Reproduce all of the data that follows, character for character.

==========

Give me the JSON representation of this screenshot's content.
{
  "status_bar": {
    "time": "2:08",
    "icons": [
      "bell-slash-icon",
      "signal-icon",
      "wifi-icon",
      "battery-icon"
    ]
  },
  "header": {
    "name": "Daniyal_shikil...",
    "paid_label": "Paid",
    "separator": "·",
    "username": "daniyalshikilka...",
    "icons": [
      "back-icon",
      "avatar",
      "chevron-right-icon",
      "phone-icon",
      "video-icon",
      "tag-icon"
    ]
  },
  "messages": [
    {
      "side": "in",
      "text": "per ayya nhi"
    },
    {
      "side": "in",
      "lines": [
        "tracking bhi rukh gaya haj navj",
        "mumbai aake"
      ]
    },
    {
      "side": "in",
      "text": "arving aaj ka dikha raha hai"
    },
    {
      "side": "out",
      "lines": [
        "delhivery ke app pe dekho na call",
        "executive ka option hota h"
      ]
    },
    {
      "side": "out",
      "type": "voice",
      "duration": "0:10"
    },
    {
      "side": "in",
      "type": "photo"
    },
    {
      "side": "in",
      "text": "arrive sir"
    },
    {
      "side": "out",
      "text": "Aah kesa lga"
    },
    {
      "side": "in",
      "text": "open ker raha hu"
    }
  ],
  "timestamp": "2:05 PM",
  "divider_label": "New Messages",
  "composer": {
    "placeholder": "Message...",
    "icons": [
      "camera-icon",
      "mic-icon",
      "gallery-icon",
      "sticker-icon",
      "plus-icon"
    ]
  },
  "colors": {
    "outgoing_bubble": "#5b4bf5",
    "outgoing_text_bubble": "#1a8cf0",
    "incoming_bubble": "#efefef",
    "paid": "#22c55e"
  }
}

==========

◆ **TASK OUTPUT**:
Give me the JSON representation of this screenshot's content.
{
  "status_bar": {
    "time": "2:08",
    "icons": [
      "bell-slash-icon",
      "signal-icon",
      "wifi-icon",
      "battery-icon"
    ]
  },
  "header": {
    "name": "Daniyal_shikil...",
    "paid_label": "Paid",
    "separator": "·",
    "username": "daniyalshikilka...",
    "icons": [
      "back-icon",
      "avatar",
      "chevron-right-icon",
      "phone-icon",
      "video-icon",
      "tag-icon"
    ]
  },
  "messages": [
    {
      "side": "in",
      "text": "per ayya nhi"
    },
    {
      "side": "in",
      "lines": [
        "tracking bhi rukh gaya haj navj",
        "mumbai aake"
      ]
    },
    {
      "side": "in",
      "text": "arving aaj ka dikha raha hai"
    },
    {
      "side": "out",
      "lines": [
        "delhivery ke app pe dekho na call",
        "executive ka option hota h"
      ]
    },
    {
      "side": "out",
      "type": "voice",
      "duration": "0:10"
    },
    {
      "side": "in",
      "type": "photo"
    },
    {
      "side": "in",
      "text": "arrive sir"
    },
    {
      "side": "out",
      "text": "Aah kesa lga"
    },
    {
      "side": "in",
      "text": "open ker raha hu"
    }
  ],
  "timestamp": "2:05 PM",
  "divider_label": "New Messages",
  "composer": {
    "placeholder": "Message...",
    "icons": [
      "camera-icon",
      "mic-icon",
      "gallery-icon",
      "sticker-icon",
      "plus-icon"
    ]
  },
  "colors": {
    "outgoing_bubble": "#5b4bf5",
    "outgoing_text_bubble": "#1a8cf0",
    "incoming_bubble": "#efefef",
    "paid": "#22c55e"
  }
}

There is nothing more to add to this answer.